▶ **WRITTEN INSTRUCTION**: Each line below should be quoted exactly, please.

Figure record extracts
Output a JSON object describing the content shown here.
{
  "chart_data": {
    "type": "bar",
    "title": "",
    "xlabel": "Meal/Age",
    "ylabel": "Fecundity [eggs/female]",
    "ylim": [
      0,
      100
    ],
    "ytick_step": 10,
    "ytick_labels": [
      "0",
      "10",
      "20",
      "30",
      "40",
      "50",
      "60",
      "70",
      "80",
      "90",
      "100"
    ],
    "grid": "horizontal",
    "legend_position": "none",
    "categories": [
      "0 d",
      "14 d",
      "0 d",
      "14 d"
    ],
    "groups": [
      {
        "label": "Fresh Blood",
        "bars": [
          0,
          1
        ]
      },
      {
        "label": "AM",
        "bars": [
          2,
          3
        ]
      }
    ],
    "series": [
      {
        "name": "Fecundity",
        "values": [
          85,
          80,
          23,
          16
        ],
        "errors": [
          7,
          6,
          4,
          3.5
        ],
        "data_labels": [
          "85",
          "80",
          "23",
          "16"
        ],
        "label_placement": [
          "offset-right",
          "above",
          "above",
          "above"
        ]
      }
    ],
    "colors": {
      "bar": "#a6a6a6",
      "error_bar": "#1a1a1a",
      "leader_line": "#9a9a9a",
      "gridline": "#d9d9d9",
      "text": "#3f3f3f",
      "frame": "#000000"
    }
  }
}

▶ **REPLY**:
Output a JSON object describing the content shown here.
{
  "chart_data": {
    "type": "bar",
    "title": "",
    "xlabel": "Meal/Age",
    "ylabel": "Fecundity [eggs/female]",
    "ylim": [
      0,
      100
    ],
    "ytick_step": 10,
    "ytick_labels": [
      "0",
      "10",
      "20",
      "30",
      "40",
      "50",
      "60",
      "70",
      "80",
      "90",
      "100"
    ],
    "grid": "horizontal",
    "legend_position": "none",
    "categories": [
      "0 d",
      "14 d",
      "0 d",
      "14 d"
    ],
    "groups": [
      {
        "label": "Fresh Blood",
        "bars": [
          0,
          1
        ]
      },
      {
        "label": "AM",
        "bars": [
          2,
          3
        ]
      }
    ],
    "series": [
      {
        "name": "Fecundity",
        "values": [
          85,
          80,
          23,
          16
        ],
        "errors": [
          7,
          6,
          4,
          3.5
        ],
        "data_labels": [
          "85",
          "80",
          "23",
          "16"
        ],
        "label_placement": [
          "offset-right",
          "above",
          "above",
          "above"
        ]
      }
    ],
    "colors": {
      "bar": "#a6a6a6",
      "error_bar": "#1a1a1a",
      "leader_line": "#9a9a9a",
      "gridline": "#d9d9d9",
      "text": "#3f3f3f",
      "frame": "#000000"
    }
  }
}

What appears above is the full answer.